▶ Your objective
In the patch thread, what example declaration did the old cpp pattern fail to match?

▶ Reading passage
☆ ☆ ☆ ☆ ☆ ☆ ☆

* [PATCH] userdiff: allow * between cpp funcname words
@ 2011-12-06 16:35 Thomas Rast
2011-12-06 19:02 ` Jeff King
0 siblings, 1 reply; 9+ messages in thread
From: Thomas Rast @ 2011-12-06 16:35 UTC (permalink / raw)
To: Junio C Hamano; +Cc: git
The cpp pattern, used for C and C++, would not match the start of a
declaration such as
static char *prepare_index(int argc,
because it did not allow for * anywhere between the various words that
constitute the modifiers, type and function name. Fix it.
Signed-off-by: Thomas Rast <trast@student.ethz.ch>
---
This is a really sneaky one-character bug that I cannot believe went
unnoticed for so long, seeing as there are plenty of instances within
git itself where it matters.
userdiff.c | 2 +-
1 files changed, 1 insertions(+), 1 deletions(-)
diff --git a/userdiff.c b/userdiff.c
index 7c983c1..76109da 100644
--- a/userdiff.c
+++ b/userdiff.c
@@ -118,7 +118,7 @@
/* Jump targets or access declarations */
"!^[ \t]*[A-Za-z_][A-Za-z_0-9]*:.*$\n"
/* C/++ functions/methods at top level */
- "^([A-Za-z_][A-Za-z_0-9]*([ \t]+[A-Za-z_][A-Za-z_0-9]*([ \t]*::[ \t]*[^[:space:]]+)?){1,}[ \t]*\\([^;]*)$\n"
+ "^([A-Za-z_][A-Za-z_0-9]*([ \t*]+[A-Za-z_][A-Za-z_0-9]*([ \t]*::[ \t]*[^[:space:]]+)?){1,}[ \t]*\\([^;]*)$\n"
/* compound type at top level */
"^((struct|class|enum)[^;]*)$",
/* -- */
--
1.7.8.424.gcb840
^ permalink raw reply related [flat|nested] 9+ messages in thread
* Re: [PATCH] userdiff: allow * between cpp funcname words
2011-12-06 16:35 [PATCH] userdiff: allow * between cpp funcname words Thomas Rast
@ 2011-12-06 19:02 ` Jeff King
2011-12-06 20:17 ` Thomas Rast
0 siblings, 1 reply; 9+ messages in thread
From: Jeff King @ 2011-12-06 19:02 UTC (permalink / raw)
To: Thomas Rast; +Cc: Junio C Hamano, git
On Tue, Dec 06, 2011 at 05:35:08PM +0100, Thomas Rast wrote:
> The cpp pattern, used for C and C++, would not match the start of a
> declaration such as
>
> static char *prepare_index(int argc,
>
> because it did not allow for * anywhere between the various words that
> constitute the modifiers, type and function name. Fix it.
>
> Signed-off-by: Thomas Rast <trast@student.ethz.ch>
> ---
>
> This is a really sneaky one-character bug that I cannot believe went
> unnoticed for so long, seeing as there are plenty of instances within
> git itself where it matters.

☆ ☆ ☆ ☆ ☆ ☆ ☆

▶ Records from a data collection
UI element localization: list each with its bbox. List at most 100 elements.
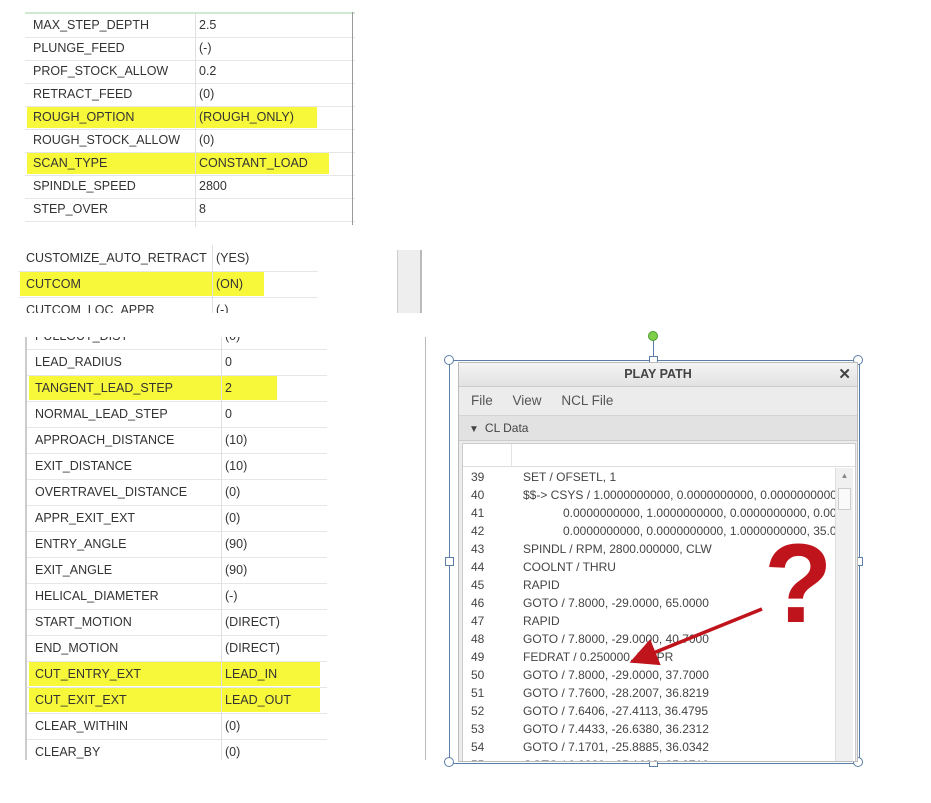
param-value[interactable]: (-) xyxy=(216,303,229,313)
window-titlebar: PLAY PATH ✕ xyxy=(459,363,857,387)
table-row[interactable]: PULLOUT_DIST (0) xyxy=(27,337,327,350)
question-mark-annotation: ? xyxy=(764,521,833,646)
table-row[interactable]: CLEAR_BY (0) xyxy=(27,739,327,760)
param-value[interactable]: (10) xyxy=(225,433,248,447)
table-row[interactable]: ROUGH_STOCK_ALLOW (0) xyxy=(25,129,355,153)
param-name: NORMAL_LEAD_STEP xyxy=(35,407,168,421)
param-value[interactable]: (0) xyxy=(199,87,215,101)
param-name: CLEAR_BY xyxy=(35,745,101,759)
resize-handle[interactable] xyxy=(444,355,454,365)
table-row[interactable]: PROF_STOCK_ALLOW 0.2 xyxy=(25,60,355,84)
param-value[interactable]: CONSTANT_LOAD xyxy=(199,156,308,170)
cl-data-section[interactable]: ▼ CL Data xyxy=(459,416,857,441)
table-row[interactable]: HELICAL_DIAMETER (-) xyxy=(27,583,327,610)
param-name: APPR_EXIT_EXT xyxy=(35,511,136,525)
table-row[interactable]: CUT_EXIT_EXT LEAD_OUT xyxy=(27,687,327,714)
table-row[interactable]: END_MOTION (DIRECT) xyxy=(27,635,327,662)
table-row[interactable]: EXIT_DISTANCE (10) xyxy=(27,453,327,480)
table-row[interactable]: SPINDLE_SPEED 2800 xyxy=(25,175,355,199)
highlight xyxy=(27,107,317,128)
table-row[interactable]: CLEAR_WITHIN (0) xyxy=(27,713,327,740)
param-value[interactable]: (0) xyxy=(225,337,240,349)
line-text: $$-> CSYS / 1.0000000000, 0.0000000000, … xyxy=(523,488,835,502)
table-row[interactable]: START_MOTION (DIRECT) xyxy=(27,609,327,636)
param-value[interactable]: (0) xyxy=(225,511,241,525)
resize-handle[interactable] xyxy=(853,757,863,767)
menu-bar: File View NCL File xyxy=(459,387,857,416)
table-row[interactable]: LEAD_RADIUS 0 xyxy=(27,349,327,376)
table-row[interactable]: TANGENT_LEAD_STEP 2 xyxy=(27,375,327,402)
table-row[interactable]: APPR_EXIT_EXT (0) xyxy=(27,505,327,532)
table-row[interactable]: CUSTOMIZE_AUTO_RETRACT (YES) xyxy=(18,245,318,272)
param-value[interactable]: 0 xyxy=(225,355,232,369)
param-value[interactable]: (0) xyxy=(199,133,215,147)
menu-ncl-file[interactable]: NCL File xyxy=(561,393,614,408)
table-row[interactable]: STEP_OVER 8 xyxy=(25,198,355,222)
param-value[interactable]: (-) xyxy=(199,41,212,55)
table-row[interactable]: RETRACT_FEED (0) xyxy=(25,83,355,107)
param-value[interactable]: 2 xyxy=(225,381,232,395)
param-value[interactable]: 0.2 xyxy=(199,64,217,78)
section-label: CL Data xyxy=(484,421,529,435)
menu-view[interactable]: View xyxy=(512,393,542,408)
param-name: HELICAL_DIAMETER xyxy=(35,589,159,603)
param-value[interactable]: (10) xyxy=(225,459,248,473)
table-row[interactable]: CUTCOM (ON) xyxy=(18,271,318,298)
param-name: PROF_STOCK_ALLOW xyxy=(33,64,169,78)
table-row[interactable]: MAX_STEP_DEPTH 2.5 xyxy=(25,14,355,38)
param-value[interactable]: (DIRECT) xyxy=(225,615,280,629)
scrollbar[interactable] xyxy=(397,250,422,313)
param-value[interactable]: (ROUGH_ONLY) xyxy=(199,110,294,124)
table-row[interactable]: PLUNGE_FEED (-) xyxy=(25,37,355,61)
line-number: 43 xyxy=(471,542,485,556)
table-row[interactable]: OVERTRAVEL_DISTANCE (0) xyxy=(27,479,327,506)
line-number: 53 xyxy=(471,722,485,736)
param-value[interactable]: (YES) xyxy=(216,251,250,265)
table-row[interactable]: EXIT_ANGLE (90) xyxy=(27,557,327,584)
param-name: ROUGH_STOCK_ALLOW xyxy=(33,133,181,147)
vertical-scrollbar[interactable]: ▲ xyxy=(835,468,853,761)
param-value[interactable]: (DIRECT) xyxy=(225,641,280,655)
param-name: STEP_OVER xyxy=(33,202,109,216)
table-row[interactable]: NORMAL_LEAD_STEP 0 xyxy=(27,401,327,428)
table-row[interactable]: APPROACH_DISTANCE (10) xyxy=(27,427,327,454)
param-value[interactable]: (0) xyxy=(225,485,241,499)
param-name: EXIT_ANGLE xyxy=(35,563,113,577)
table-row[interactable]: CUTCOM_LOC_APPR (-) xyxy=(18,297,318,313)
param-name: START_MOTION xyxy=(35,615,132,629)
param-value[interactable]: LEAD_OUT xyxy=(225,693,291,707)
table-row[interactable]: CUT_ENTRY_EXT LEAD_IN xyxy=(27,661,327,688)
line-text: GOTO / 7.6406, -27.4113, 36.4795 xyxy=(523,704,709,718)
table-row[interactable]: SCAN_TYPE CONSTANT_LOAD xyxy=(25,152,355,176)
close-icon[interactable]: ✕ xyxy=(838,366,851,383)
param-value[interactable]: (-) xyxy=(225,589,238,603)
line-text: 0.0000000000, 1.0000000000, 0.0000000000… xyxy=(563,506,835,520)
param-value[interactable]: LEAD_IN xyxy=(225,667,278,681)
param-value[interactable]: (90) xyxy=(225,537,248,551)
cl-data-list: 39 SET / OFSETL, 1 40 $$-> CSYS / 1.0000000… xyxy=(462,443,856,761)
menu-file[interactable]: File xyxy=(471,393,493,408)
param-value[interactable]: 2800 xyxy=(199,179,227,193)
rotate-handle[interactable] xyxy=(648,331,658,341)
line-text: GOTO / 7.1701, -25.8885, 36.0342 xyxy=(523,740,709,754)
resize-handle[interactable] xyxy=(444,757,454,767)
highlight xyxy=(20,272,264,296)
highlight xyxy=(29,662,320,686)
param-value[interactable]: 8 xyxy=(199,202,206,216)
resize-handle[interactable] xyxy=(445,557,454,566)
param-value[interactable]: (90) xyxy=(225,563,248,577)
param-value[interactable]: (0) xyxy=(225,719,241,733)
param-value[interactable]: 2.5 xyxy=(199,18,217,32)
param-value[interactable]: 0 xyxy=(225,407,232,421)
scroll-thumb[interactable] xyxy=(838,488,851,510)
resize-handle[interactable] xyxy=(853,355,863,365)
table-row[interactable]: ROUGH_OPTION (ROUGH_ONLY) xyxy=(25,106,355,130)
caret-down-icon: ▼ xyxy=(469,424,479,435)
param-name: SCAN_TYPE xyxy=(33,156,108,170)
parameter-table-2: CUSTOMIZE_AUTO_RETRACT (YES) CUTCOM (ON) CUT… xyxy=(18,245,318,313)
scroll-up-icon[interactable]: ▲ xyxy=(840,471,849,480)
param-value[interactable]: (ON) xyxy=(216,277,244,291)
param-value[interactable]: (0) xyxy=(225,745,241,759)
table-row[interactable]: ENTRY_ANGLE (90) xyxy=(27,531,327,558)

☆ ☆ ☆ ☆ ☆ ☆ ☆

▶ Finished exercise
static char *prepare_index(int argc,